__What to produce__
Find all lines in the records that include the word "alhlal", and copy them out.

__Exercise inputs__
^^^^^^^^
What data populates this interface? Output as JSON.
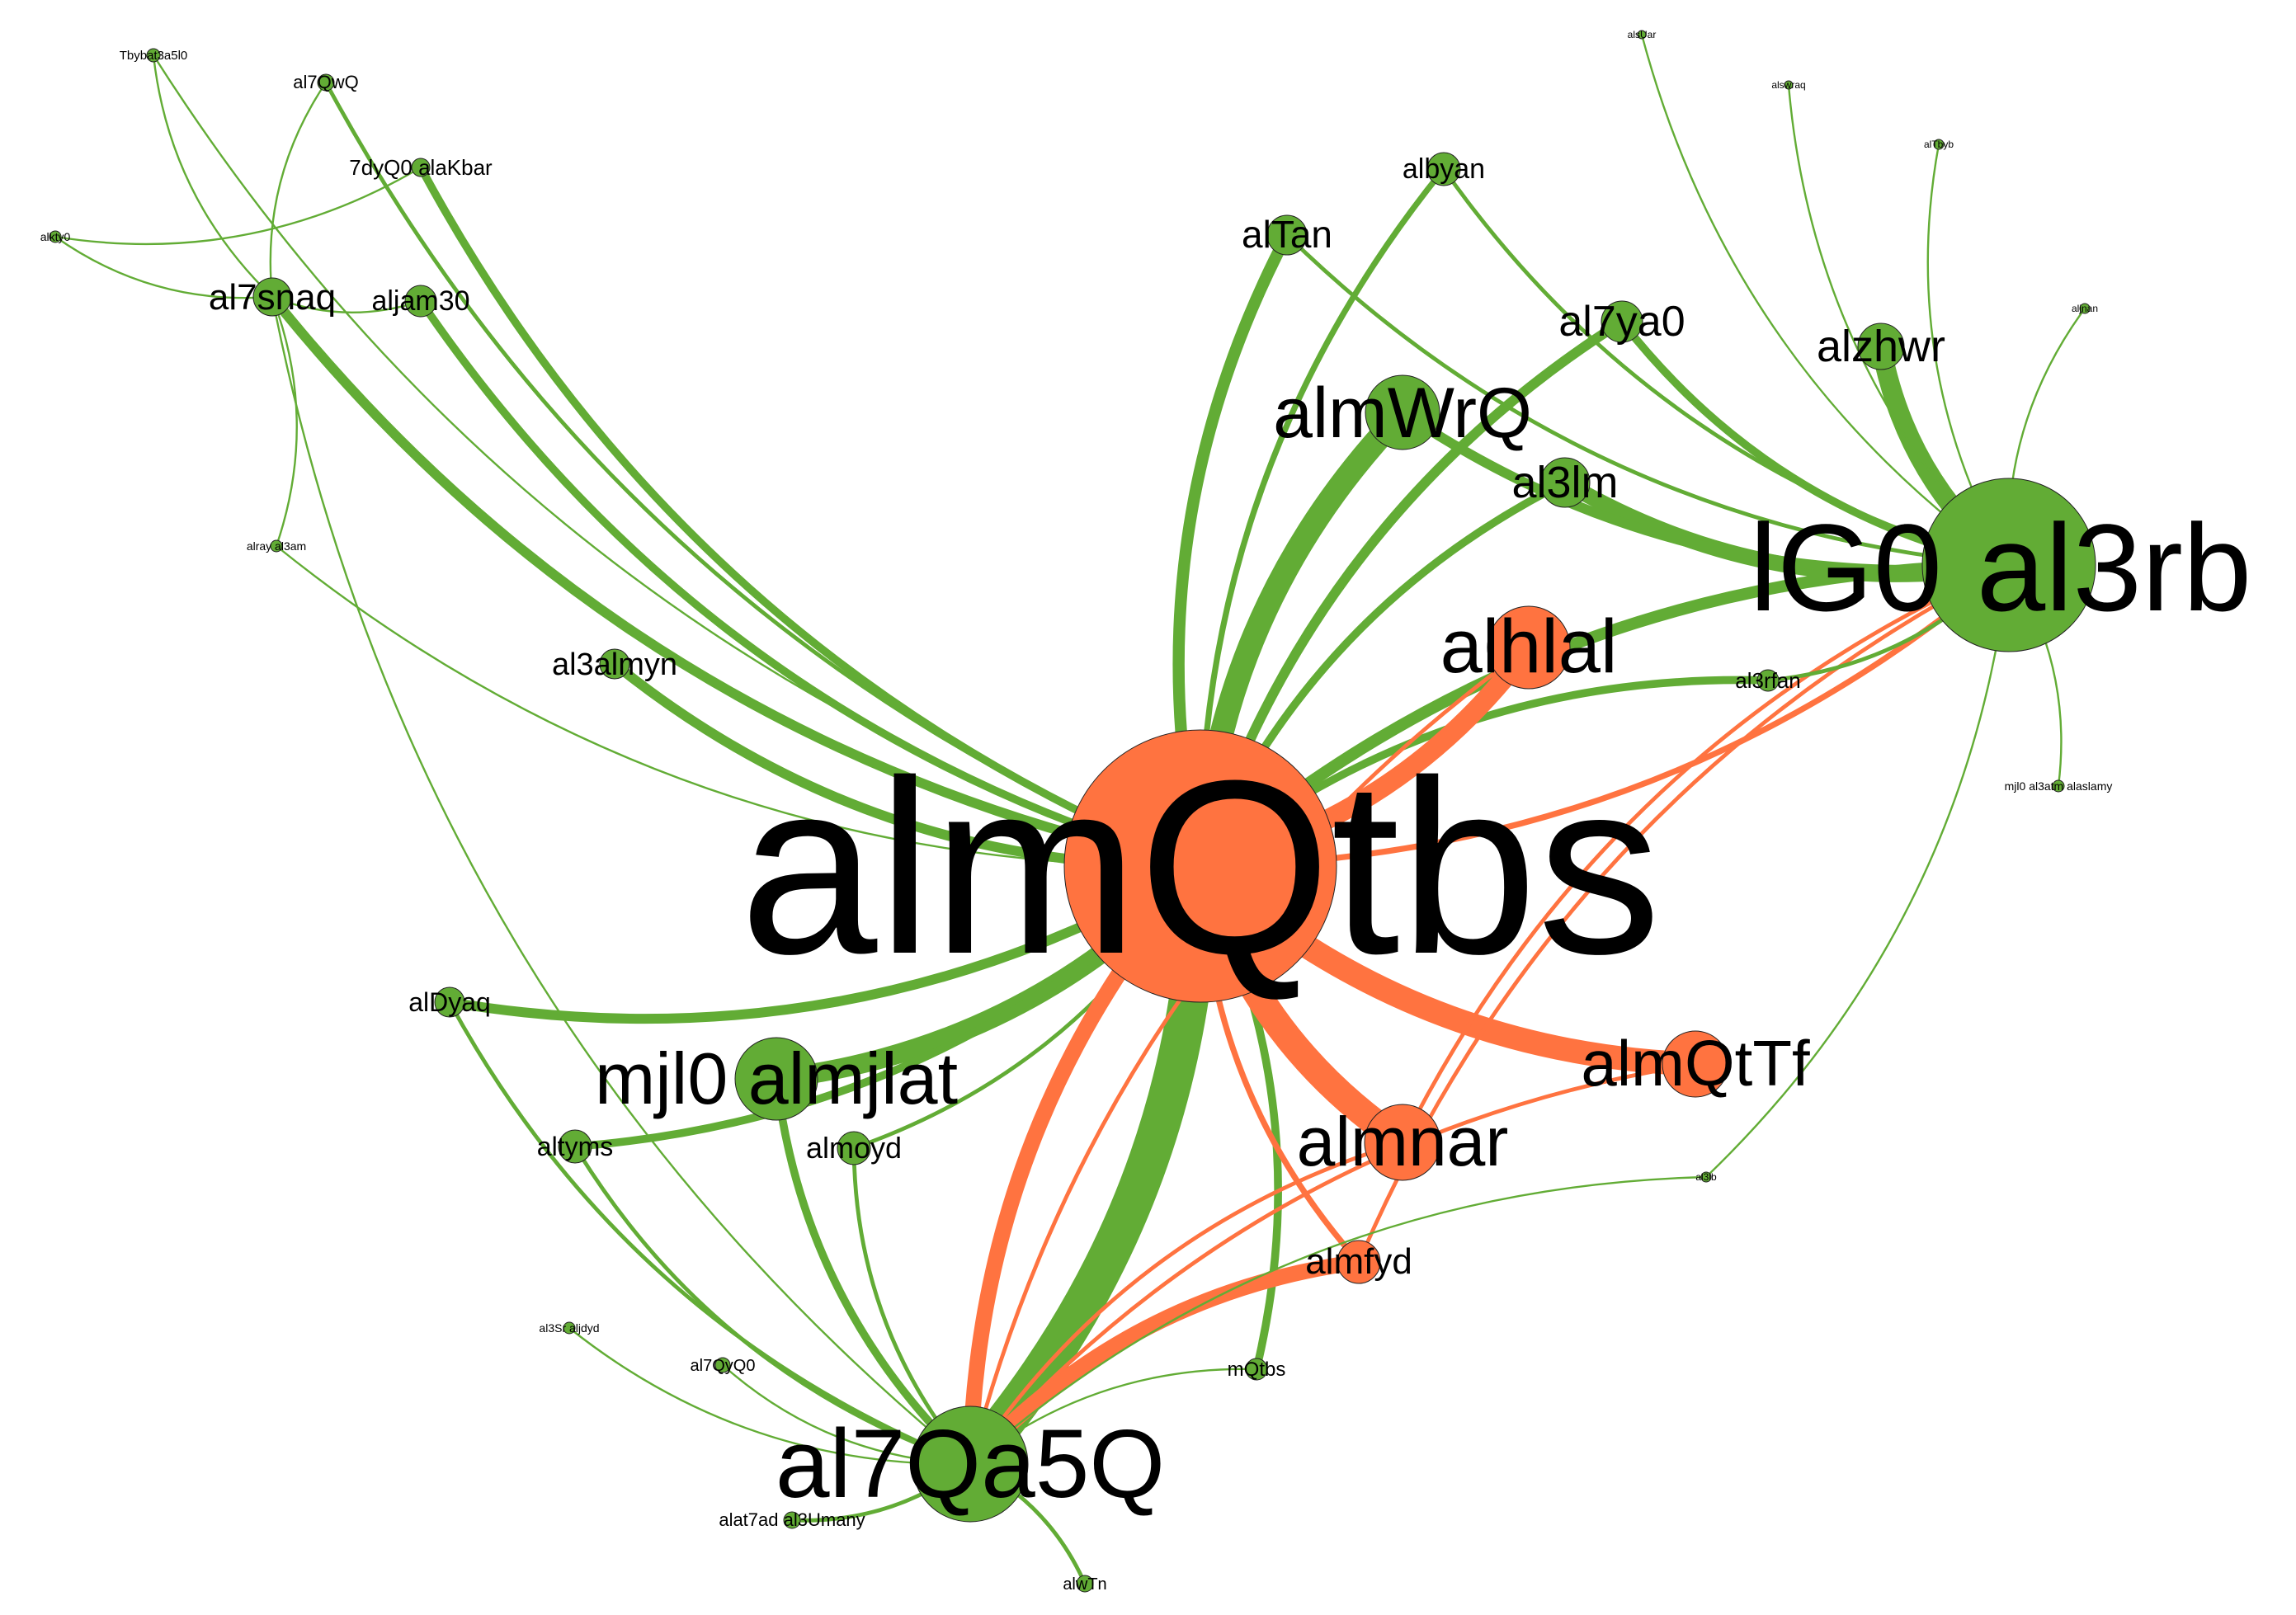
{
  "colors": {
    "green": "#62AC35",
    "orange": "#FF7340",
    "text": "#000000",
    "background": "#FFFFFF"
  },
  "nodes": [
    {
      "id": "almqtbs",
      "label": "almQtbs",
      "group": "orange",
      "weight": 100
    },
    {
      "id": "lg0",
      "label": "lG0 al3rb",
      "group": "green",
      "weight": 48
    },
    {
      "id": "al7qa5q",
      "label": "al7Qa5Q",
      "group": "green",
      "weight": 34
    },
    {
      "id": "almjlat",
      "label": "mjl0 almjlat",
      "group": "green",
      "weight": 26
    },
    {
      "id": "almwrq",
      "label": "almWrQ",
      "group": "green",
      "weight": 24
    },
    {
      "id": "alhlal",
      "label": "alhlal",
      "group": "orange",
      "weight": 26
    },
    {
      "id": "almnar",
      "label": "almnar",
      "group": "orange",
      "weight": 24
    },
    {
      "id": "almqttf",
      "label": "almQtTf",
      "group": "orange",
      "weight": 20
    },
    {
      "id": "alzhwr",
      "label": "alzhwr",
      "group": "green",
      "weight": 16
    },
    {
      "id": "al7ya0",
      "label": "al7ya0",
      "group": "green",
      "weight": 13
    },
    {
      "id": "al3lm",
      "label": "al3lm",
      "group": "green",
      "weight": 14
    },
    {
      "id": "altan",
      "label": "alTan",
      "group": "green",
      "weight": 12
    },
    {
      "id": "albyan",
      "label": "albyan",
      "group": "green",
      "weight": 10
    },
    {
      "id": "almfyd",
      "label": "almfyd",
      "group": "orange",
      "weight": 13
    },
    {
      "id": "al7snaq",
      "label": "al7snaq",
      "group": "green",
      "weight": 11
    },
    {
      "id": "aljam30",
      "label": "aljam30",
      "group": "green",
      "weight": 9
    },
    {
      "id": "al3almyn",
      "label": "al3almyn",
      "group": "green",
      "weight": 9
    },
    {
      "id": "aldyaq",
      "label": "alDyaq",
      "group": "green",
      "weight": 9
    },
    {
      "id": "altyms",
      "label": "altyms",
      "group": "green",
      "weight": 9
    },
    {
      "id": "almoyd",
      "label": "almoyd",
      "group": "green",
      "weight": 9
    },
    {
      "id": "al3rfan",
      "label": "al3rfan",
      "group": "green",
      "weight": 6
    },
    {
      "id": "mqtbs",
      "label": "mQtbs",
      "group": "green",
      "weight": 6
    },
    {
      "id": "akbar",
      "label": "7dyQ0 alaKbar",
      "group": "green",
      "weight": 6
    },
    {
      "id": "al7qwq",
      "label": "al7QwQ",
      "group": "green",
      "weight": 4
    },
    {
      "id": "tbybat",
      "label": "Tbybat3a5l0",
      "group": "green",
      "weight": 3
    },
    {
      "id": "alkty0",
      "label": "alkty0",
      "group": "green",
      "weight": 3
    },
    {
      "id": "alray",
      "label": "alray al3am",
      "group": "green",
      "weight": 3
    },
    {
      "id": "al3srjdyd",
      "label": "al3Sr aljdyd",
      "group": "green",
      "weight": 3
    },
    {
      "id": "al7qyq0",
      "label": "al7QyQ0",
      "group": "green",
      "weight": 4
    },
    {
      "id": "ittihad",
      "label": "alat7ad al3Umany",
      "group": "green",
      "weight": 4
    },
    {
      "id": "alwtn",
      "label": "alwTn",
      "group": "green",
      "weight": 4
    },
    {
      "id": "al3lb",
      "label": "al3lb",
      "group": "green",
      "weight": 2
    },
    {
      "id": "al3atm",
      "label": "mjl0 al3atm alaslamy",
      "group": "green",
      "weight": 3
    },
    {
      "id": "aljnan",
      "label": "aljnan",
      "group": "green",
      "weight": 2
    },
    {
      "id": "altbyb",
      "label": "alTbyb",
      "group": "green",
      "weight": 2
    },
    {
      "id": "alswraq",
      "label": "alswraq",
      "group": "green",
      "weight": 2
    },
    {
      "id": "alsuar",
      "label": "alsUar",
      "group": "green",
      "weight": 2
    }
  ],
  "edges": [
    {
      "source": "al7qa5q",
      "target": "almqtbs",
      "group": "green",
      "weight": 20
    },
    {
      "source": "almjlat",
      "target": "almqtbs",
      "group": "green",
      "weight": 10
    },
    {
      "source": "almwrq",
      "target": "almqtbs",
      "group": "green",
      "weight": 12
    },
    {
      "source": "lg0",
      "target": "almqtbs",
      "group": "green",
      "weight": 6
    },
    {
      "source": "altan",
      "target": "almqtbs",
      "group": "green",
      "weight": 6
    },
    {
      "source": "al3almyn",
      "target": "almqtbs",
      "group": "green",
      "weight": 5
    },
    {
      "source": "aldyaq",
      "target": "almqtbs",
      "group": "green",
      "weight": 5
    },
    {
      "source": "al7snaq",
      "target": "almqtbs",
      "group": "green",
      "weight": 5
    },
    {
      "source": "aljam30",
      "target": "almqtbs",
      "group": "green",
      "weight": 4
    },
    {
      "source": "akbar",
      "target": "almqtbs",
      "group": "green",
      "weight": 4
    },
    {
      "source": "al7ya0",
      "target": "almqtbs",
      "group": "green",
      "weight": 5
    },
    {
      "source": "al3lm",
      "target": "almqtbs",
      "group": "green",
      "weight": 4
    },
    {
      "source": "al3rfan",
      "target": "almqtbs",
      "group": "green",
      "weight": 4
    },
    {
      "source": "albyan",
      "target": "almqtbs",
      "group": "green",
      "weight": 3
    },
    {
      "source": "altyms",
      "target": "almqtbs",
      "group": "green",
      "weight": 4
    },
    {
      "source": "almoyd",
      "target": "almqtbs",
      "group": "green",
      "weight": 2
    },
    {
      "source": "al7qwq",
      "target": "almqtbs",
      "group": "green",
      "weight": 2
    },
    {
      "source": "tbybat",
      "target": "almqtbs",
      "group": "green",
      "weight": 1
    },
    {
      "source": "mqtbs",
      "target": "almqtbs",
      "group": "green",
      "weight": 4
    },
    {
      "source": "alray",
      "target": "almqtbs",
      "group": "green",
      "weight": 1
    },
    {
      "source": "almqtbs",
      "target": "almnar",
      "group": "orange",
      "weight": 14
    },
    {
      "source": "almqtbs",
      "target": "almqttf",
      "group": "orange",
      "weight": 12
    },
    {
      "source": "almqtbs",
      "target": "alhlal",
      "group": "orange",
      "weight": 10
    },
    {
      "source": "almqtbs",
      "target": "al7qa5q",
      "group": "orange",
      "weight": 8
    },
    {
      "source": "almqtbs",
      "target": "almfyd",
      "group": "orange",
      "weight": 3
    },
    {
      "source": "almqtbs",
      "target": "lg0",
      "group": "orange",
      "weight": 3
    },
    {
      "source": "alhlal",
      "target": "al7qa5q",
      "group": "orange",
      "weight": 2
    },
    {
      "source": "almnar",
      "target": "al7qa5q",
      "group": "orange",
      "weight": 2
    },
    {
      "source": "almfyd",
      "target": "al7qa5q",
      "group": "orange",
      "weight": 8
    },
    {
      "source": "almqttf",
      "target": "al7qa5q",
      "group": "orange",
      "weight": 2
    },
    {
      "source": "lg0",
      "target": "almnar",
      "group": "orange",
      "weight": 2
    },
    {
      "source": "lg0",
      "target": "almfyd",
      "group": "orange",
      "weight": 2
    },
    {
      "source": "alzhwr",
      "target": "lg0",
      "group": "green",
      "weight": 10
    },
    {
      "source": "al3lm",
      "target": "lg0",
      "group": "green",
      "weight": 8
    },
    {
      "source": "almwrq",
      "target": "lg0",
      "group": "green",
      "weight": 5
    },
    {
      "source": "al7ya0",
      "target": "lg0",
      "group": "green",
      "weight": 4
    },
    {
      "source": "albyan",
      "target": "lg0",
      "group": "green",
      "weight": 2
    },
    {
      "source": "altan",
      "target": "lg0",
      "group": "green",
      "weight": 2
    },
    {
      "source": "al3rfan",
      "target": "lg0",
      "group": "green",
      "weight": 2
    },
    {
      "source": "aljnan",
      "target": "lg0",
      "group": "green",
      "weight": 1
    },
    {
      "source": "altbyb",
      "target": "lg0",
      "group": "green",
      "weight": 1
    },
    {
      "source": "alswraq",
      "target": "lg0",
      "group": "green",
      "weight": 1
    },
    {
      "source": "alsuar",
      "target": "lg0",
      "group": "green",
      "weight": 1
    },
    {
      "source": "al3atm",
      "target": "lg0",
      "group": "green",
      "weight": 1
    },
    {
      "source": "al3lb",
      "target": "lg0",
      "group": "green",
      "weight": 1
    },
    {
      "source": "almjlat",
      "target": "al7qa5q",
      "group": "green",
      "weight": 4
    },
    {
      "source": "altyms",
      "target": "al7qa5q",
      "group": "green",
      "weight": 2
    },
    {
      "source": "aldyaq",
      "target": "al7qa5q",
      "group": "green",
      "weight": 2
    },
    {
      "source": "al3srjdyd",
      "target": "al7qa5q",
      "group": "green",
      "weight": 1
    },
    {
      "source": "al7qyq0",
      "target": "al7qa5q",
      "group": "green",
      "weight": 1
    },
    {
      "source": "ittihad",
      "target": "al7qa5q",
      "group": "green",
      "weight": 2
    },
    {
      "source": "alwtn",
      "target": "al7qa5q",
      "group": "green",
      "weight": 2
    },
    {
      "source": "almoyd",
      "target": "al7qa5q",
      "group": "green",
      "weight": 2
    },
    {
      "source": "mqtbs",
      "target": "al7qa5q",
      "group": "green",
      "weight": 1
    },
    {
      "source": "al3lb",
      "target": "al7qa5q",
      "group": "green",
      "weight": 1
    },
    {
      "source": "al7snaq",
      "target": "al7qa5q",
      "group": "green",
      "weight": 1
    },
    {
      "source": "alkty0",
      "target": "akbar",
      "group": "green",
      "weight": 1
    },
    {
      "source": "tbybat",
      "target": "al7snaq",
      "group": "green",
      "weight": 1
    },
    {
      "source": "al7qwq",
      "target": "al7snaq",
      "group": "green",
      "weight": 1
    },
    {
      "source": "alkty0",
      "target": "al7snaq",
      "group": "green",
      "weight": 1
    },
    {
      "source": "al7snaq",
      "target": "aljam30",
      "group": "green",
      "weight": 1
    },
    {
      "source": "alray",
      "target": "al7snaq",
      "group": "green",
      "weight": 1
    }
  ]
}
^^^^^^^^
__The answer__
      "id": "alhlal",
      "label": "alhlal",
      "target": "alhlal",
      "source": "alhlal",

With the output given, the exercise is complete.